--- Begin ---

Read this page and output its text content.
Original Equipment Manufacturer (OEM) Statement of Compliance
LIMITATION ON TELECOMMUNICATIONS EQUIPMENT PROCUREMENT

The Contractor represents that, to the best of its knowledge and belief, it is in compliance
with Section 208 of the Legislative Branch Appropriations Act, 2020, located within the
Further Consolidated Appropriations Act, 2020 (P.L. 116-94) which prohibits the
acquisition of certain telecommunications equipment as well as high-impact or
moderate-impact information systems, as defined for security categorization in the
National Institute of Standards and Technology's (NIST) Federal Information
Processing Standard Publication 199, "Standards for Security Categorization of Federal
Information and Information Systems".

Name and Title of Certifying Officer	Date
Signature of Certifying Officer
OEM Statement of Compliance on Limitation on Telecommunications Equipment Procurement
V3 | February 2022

--- End ---

> EXERCISE DIRECTIONS
Reproduce the full listing word for word.

> FINAL RESULT
Read this page and output its text content.
Original Equipment Manufacturer (OEM) Statement of Compliance
LIMITATION ON TELECOMMUNICATIONS EQUIPMENT PROCUREMENT

The Contractor represents that, to the best of its knowledge and belief, it is in compliance
with Section 208 of the Legislative Branch Appropriations Act, 2020, located within the
Further Consolidated Appropriations Act, 2020 (P.L. 116-94) which prohibits the
acquisition of certain telecommunications equipment as well as high-impact or
moderate-impact information systems, as defined for security categorization in the
National Institute of Standards and Technology's (NIST) Federal Information
Processing Standard Publication 199, "Standards for Security Categorization of Federal
Information and Information Systems".

Name and Title of Certifying Officer	Date
Signature of Certifying Officer
OEM Statement of Compliance on Limitation on Telecommunications Equipment Procurement
V3 | February 2022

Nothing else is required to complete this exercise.